Written exercise: Extract every line below that contains the word "δυνατὸ".

Data rows:
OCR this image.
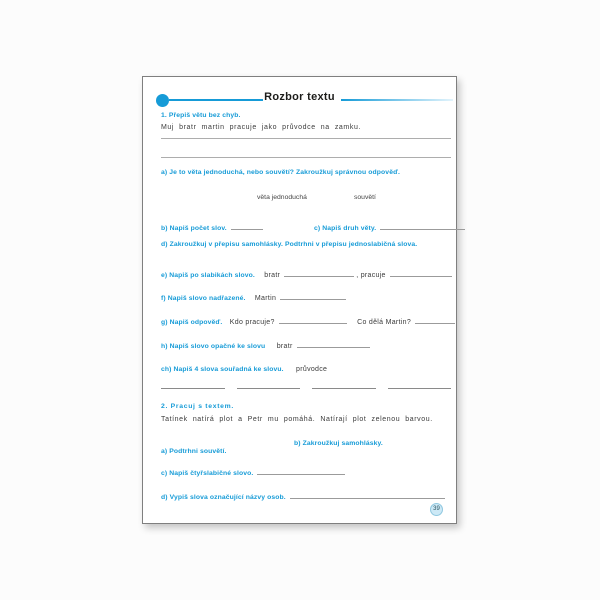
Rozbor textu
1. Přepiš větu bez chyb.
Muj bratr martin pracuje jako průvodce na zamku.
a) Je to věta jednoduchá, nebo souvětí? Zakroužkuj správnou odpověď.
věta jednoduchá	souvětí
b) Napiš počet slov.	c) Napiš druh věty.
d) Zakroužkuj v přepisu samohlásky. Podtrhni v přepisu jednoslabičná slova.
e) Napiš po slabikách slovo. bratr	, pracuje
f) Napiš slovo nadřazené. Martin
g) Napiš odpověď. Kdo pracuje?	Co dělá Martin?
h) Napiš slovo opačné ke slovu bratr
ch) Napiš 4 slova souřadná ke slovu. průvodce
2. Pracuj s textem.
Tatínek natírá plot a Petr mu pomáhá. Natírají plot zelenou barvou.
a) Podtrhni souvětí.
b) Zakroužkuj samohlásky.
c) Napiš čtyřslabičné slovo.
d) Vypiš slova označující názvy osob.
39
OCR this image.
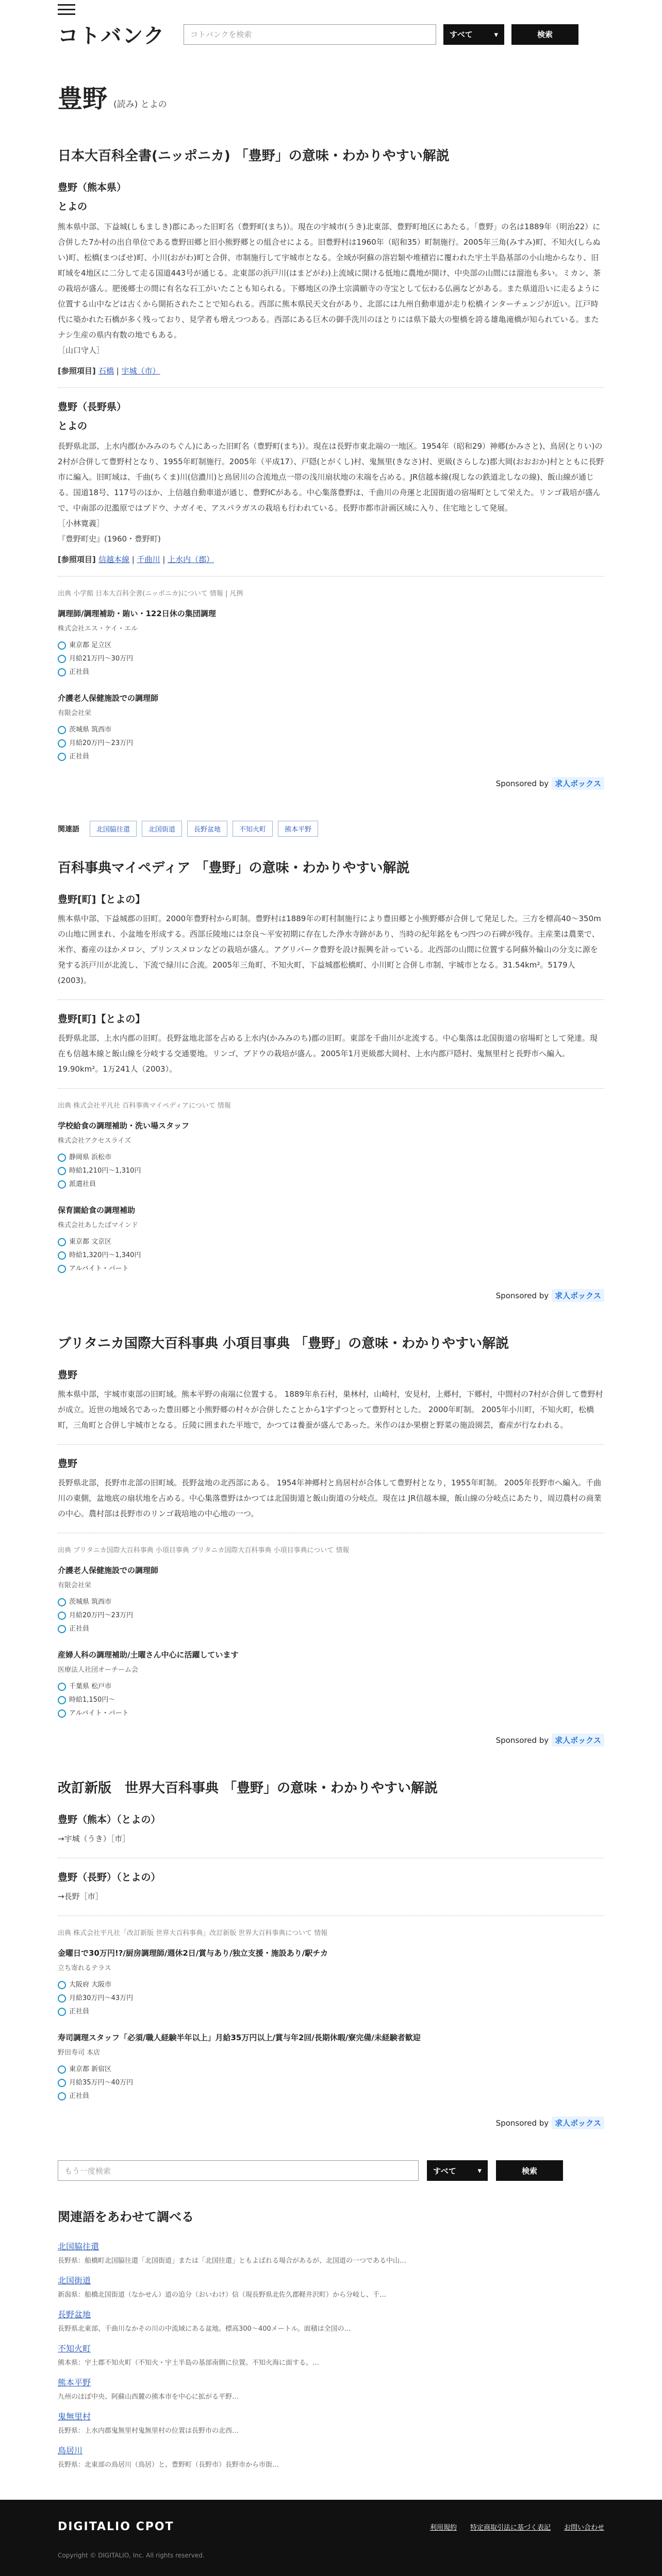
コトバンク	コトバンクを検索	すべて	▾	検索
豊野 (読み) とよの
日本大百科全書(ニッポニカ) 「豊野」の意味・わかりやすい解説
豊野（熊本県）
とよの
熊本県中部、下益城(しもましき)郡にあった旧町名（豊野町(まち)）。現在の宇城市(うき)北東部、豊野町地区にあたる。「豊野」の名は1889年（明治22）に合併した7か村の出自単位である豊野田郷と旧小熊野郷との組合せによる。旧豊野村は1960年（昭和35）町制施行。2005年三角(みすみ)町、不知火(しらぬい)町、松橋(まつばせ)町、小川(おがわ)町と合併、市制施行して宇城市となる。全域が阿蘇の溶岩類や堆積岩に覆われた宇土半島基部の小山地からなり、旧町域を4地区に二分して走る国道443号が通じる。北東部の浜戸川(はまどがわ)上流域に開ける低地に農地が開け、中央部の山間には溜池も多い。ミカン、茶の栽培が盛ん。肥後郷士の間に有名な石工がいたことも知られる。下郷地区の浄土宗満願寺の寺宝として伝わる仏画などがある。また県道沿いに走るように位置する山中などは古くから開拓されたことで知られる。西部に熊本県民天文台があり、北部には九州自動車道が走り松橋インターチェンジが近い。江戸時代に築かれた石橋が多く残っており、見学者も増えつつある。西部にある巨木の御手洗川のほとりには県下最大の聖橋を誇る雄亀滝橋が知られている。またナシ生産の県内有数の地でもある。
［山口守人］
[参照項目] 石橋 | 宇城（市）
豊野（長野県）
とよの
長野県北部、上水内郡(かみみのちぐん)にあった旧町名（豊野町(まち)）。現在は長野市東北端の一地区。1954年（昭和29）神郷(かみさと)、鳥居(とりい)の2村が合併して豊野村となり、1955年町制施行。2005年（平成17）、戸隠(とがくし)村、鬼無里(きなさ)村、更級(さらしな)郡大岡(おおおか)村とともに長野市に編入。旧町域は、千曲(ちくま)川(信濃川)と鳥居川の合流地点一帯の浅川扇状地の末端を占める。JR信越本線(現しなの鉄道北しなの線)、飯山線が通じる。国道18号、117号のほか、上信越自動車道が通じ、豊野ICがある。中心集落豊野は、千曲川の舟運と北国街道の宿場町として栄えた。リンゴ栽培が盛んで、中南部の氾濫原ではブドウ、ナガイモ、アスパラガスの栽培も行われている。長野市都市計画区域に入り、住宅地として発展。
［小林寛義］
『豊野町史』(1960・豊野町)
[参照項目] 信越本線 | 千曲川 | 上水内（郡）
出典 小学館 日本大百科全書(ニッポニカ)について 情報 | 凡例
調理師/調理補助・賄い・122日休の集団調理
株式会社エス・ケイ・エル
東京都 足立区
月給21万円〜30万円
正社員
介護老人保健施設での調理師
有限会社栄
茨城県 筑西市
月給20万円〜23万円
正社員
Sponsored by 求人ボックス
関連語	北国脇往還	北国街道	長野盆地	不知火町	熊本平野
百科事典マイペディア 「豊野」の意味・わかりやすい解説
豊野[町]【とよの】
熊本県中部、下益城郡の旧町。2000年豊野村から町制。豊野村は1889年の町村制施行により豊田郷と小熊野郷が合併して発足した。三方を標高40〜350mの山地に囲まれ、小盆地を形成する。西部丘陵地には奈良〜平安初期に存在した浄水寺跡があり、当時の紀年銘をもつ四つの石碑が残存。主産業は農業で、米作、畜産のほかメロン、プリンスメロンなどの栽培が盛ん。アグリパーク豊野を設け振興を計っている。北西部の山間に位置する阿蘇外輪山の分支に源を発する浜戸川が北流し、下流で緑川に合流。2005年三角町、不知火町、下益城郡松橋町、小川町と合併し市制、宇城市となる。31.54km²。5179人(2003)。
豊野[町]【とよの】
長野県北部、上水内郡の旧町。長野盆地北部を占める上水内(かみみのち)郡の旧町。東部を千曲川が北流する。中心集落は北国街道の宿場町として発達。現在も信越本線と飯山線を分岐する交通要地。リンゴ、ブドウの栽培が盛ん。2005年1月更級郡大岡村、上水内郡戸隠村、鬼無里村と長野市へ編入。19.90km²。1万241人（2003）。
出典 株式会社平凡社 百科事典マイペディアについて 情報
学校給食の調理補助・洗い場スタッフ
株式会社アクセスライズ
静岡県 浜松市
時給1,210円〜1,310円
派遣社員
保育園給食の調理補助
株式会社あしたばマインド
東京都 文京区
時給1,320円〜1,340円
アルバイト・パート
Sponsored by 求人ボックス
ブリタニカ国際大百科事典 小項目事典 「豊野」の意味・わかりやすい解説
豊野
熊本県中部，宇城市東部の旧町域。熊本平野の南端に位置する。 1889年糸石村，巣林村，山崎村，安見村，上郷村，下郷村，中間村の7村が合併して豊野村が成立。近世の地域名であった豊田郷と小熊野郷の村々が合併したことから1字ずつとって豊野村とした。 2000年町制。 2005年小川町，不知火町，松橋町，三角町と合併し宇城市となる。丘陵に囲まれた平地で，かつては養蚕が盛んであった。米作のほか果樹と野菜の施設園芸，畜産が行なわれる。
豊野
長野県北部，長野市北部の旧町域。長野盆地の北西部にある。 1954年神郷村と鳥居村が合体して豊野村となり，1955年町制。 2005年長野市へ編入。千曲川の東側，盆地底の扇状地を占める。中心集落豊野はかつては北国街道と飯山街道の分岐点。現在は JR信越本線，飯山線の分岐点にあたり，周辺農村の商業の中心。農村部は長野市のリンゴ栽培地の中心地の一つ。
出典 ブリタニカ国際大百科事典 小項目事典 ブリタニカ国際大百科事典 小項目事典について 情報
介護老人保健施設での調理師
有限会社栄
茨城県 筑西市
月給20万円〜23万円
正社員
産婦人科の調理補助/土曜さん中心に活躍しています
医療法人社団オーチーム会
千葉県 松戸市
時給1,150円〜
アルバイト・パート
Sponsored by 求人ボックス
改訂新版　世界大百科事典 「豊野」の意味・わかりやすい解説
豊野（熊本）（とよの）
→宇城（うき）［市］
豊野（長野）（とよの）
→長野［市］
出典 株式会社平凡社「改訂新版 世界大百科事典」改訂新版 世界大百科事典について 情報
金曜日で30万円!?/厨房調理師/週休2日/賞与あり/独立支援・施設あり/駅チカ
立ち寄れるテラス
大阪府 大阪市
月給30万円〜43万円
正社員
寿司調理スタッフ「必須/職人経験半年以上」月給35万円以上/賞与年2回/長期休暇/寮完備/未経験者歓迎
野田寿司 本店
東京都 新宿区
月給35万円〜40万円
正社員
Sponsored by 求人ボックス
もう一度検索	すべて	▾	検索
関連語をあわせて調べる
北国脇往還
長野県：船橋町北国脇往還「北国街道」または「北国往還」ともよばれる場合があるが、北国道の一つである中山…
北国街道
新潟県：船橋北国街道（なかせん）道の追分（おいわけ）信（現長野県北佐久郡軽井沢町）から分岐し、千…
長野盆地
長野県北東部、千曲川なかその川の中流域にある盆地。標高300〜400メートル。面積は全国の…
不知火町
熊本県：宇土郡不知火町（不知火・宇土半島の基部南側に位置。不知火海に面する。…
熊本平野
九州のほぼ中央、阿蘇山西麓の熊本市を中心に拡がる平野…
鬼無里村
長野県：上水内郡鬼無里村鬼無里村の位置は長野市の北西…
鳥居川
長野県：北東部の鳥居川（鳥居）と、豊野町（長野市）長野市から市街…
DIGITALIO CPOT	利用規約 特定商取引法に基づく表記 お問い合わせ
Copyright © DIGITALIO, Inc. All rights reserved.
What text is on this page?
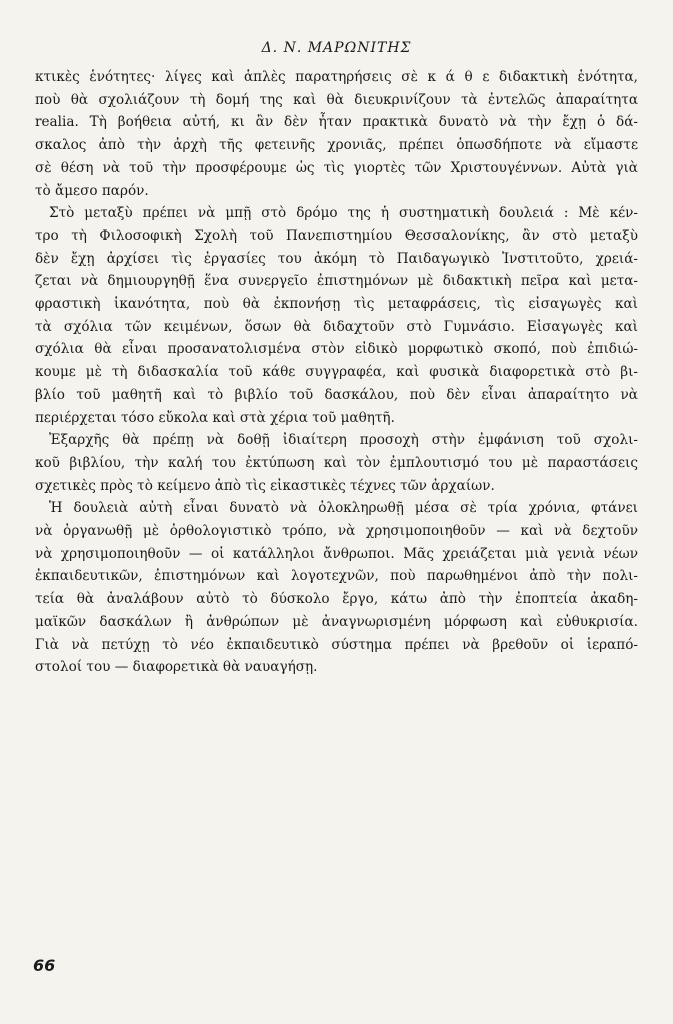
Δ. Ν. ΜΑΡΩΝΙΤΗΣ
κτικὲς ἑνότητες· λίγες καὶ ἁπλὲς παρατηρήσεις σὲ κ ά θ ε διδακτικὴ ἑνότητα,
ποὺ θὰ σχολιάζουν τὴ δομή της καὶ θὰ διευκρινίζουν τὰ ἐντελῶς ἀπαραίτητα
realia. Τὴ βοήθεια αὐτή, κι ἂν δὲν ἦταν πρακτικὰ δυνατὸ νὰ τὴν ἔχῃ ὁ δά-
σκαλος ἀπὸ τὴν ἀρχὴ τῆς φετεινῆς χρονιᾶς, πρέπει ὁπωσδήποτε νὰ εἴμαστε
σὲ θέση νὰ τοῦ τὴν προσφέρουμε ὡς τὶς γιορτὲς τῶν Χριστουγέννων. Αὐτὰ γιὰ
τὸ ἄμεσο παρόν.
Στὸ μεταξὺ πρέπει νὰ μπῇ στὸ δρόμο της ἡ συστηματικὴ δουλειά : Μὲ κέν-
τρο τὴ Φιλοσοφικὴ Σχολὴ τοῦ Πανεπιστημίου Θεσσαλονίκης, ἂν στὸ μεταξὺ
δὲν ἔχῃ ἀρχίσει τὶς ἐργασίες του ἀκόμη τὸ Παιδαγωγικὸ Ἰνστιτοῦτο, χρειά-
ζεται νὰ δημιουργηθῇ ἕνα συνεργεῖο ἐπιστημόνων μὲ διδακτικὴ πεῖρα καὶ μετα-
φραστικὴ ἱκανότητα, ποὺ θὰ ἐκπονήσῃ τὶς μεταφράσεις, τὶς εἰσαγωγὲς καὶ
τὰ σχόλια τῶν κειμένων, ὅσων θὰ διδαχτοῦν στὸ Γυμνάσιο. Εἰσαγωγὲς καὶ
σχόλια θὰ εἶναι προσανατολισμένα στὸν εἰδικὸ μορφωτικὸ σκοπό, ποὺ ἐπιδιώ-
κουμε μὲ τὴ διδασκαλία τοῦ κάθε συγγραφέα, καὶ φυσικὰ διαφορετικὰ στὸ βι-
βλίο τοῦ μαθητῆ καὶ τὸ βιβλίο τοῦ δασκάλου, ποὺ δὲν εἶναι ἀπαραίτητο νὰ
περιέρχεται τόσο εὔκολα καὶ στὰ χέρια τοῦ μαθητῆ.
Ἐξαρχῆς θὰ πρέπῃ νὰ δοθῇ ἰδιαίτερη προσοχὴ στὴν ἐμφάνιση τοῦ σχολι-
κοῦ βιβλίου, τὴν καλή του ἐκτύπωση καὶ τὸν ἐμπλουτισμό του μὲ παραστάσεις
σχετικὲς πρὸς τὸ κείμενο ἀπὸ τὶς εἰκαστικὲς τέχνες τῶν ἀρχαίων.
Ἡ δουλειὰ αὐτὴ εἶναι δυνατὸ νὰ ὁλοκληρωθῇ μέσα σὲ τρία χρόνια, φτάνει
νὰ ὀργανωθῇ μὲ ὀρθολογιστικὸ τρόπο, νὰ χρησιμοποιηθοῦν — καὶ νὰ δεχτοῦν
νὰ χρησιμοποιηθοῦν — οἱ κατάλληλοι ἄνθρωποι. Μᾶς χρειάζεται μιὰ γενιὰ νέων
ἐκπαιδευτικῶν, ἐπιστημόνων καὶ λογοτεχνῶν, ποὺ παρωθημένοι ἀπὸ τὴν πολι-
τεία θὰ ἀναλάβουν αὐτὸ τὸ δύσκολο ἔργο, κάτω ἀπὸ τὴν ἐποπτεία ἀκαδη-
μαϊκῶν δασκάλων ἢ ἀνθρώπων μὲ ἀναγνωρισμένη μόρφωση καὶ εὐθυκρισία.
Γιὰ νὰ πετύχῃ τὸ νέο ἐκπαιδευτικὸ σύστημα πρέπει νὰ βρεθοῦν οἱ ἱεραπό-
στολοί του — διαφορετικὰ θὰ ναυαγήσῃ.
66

Response below:
realia. Τὴ βοήθεια αὐτή, κι ἂν δὲν ἦταν πρακτικὰ δυνατὸ νὰ τὴν ἔχῃ ὁ δά-
Ἡ δουλειὰ αὐτὴ εἶναι δυνατὸ νὰ ὁλοκληρωθῇ μέσα σὲ τρία χρόνια, φτάνει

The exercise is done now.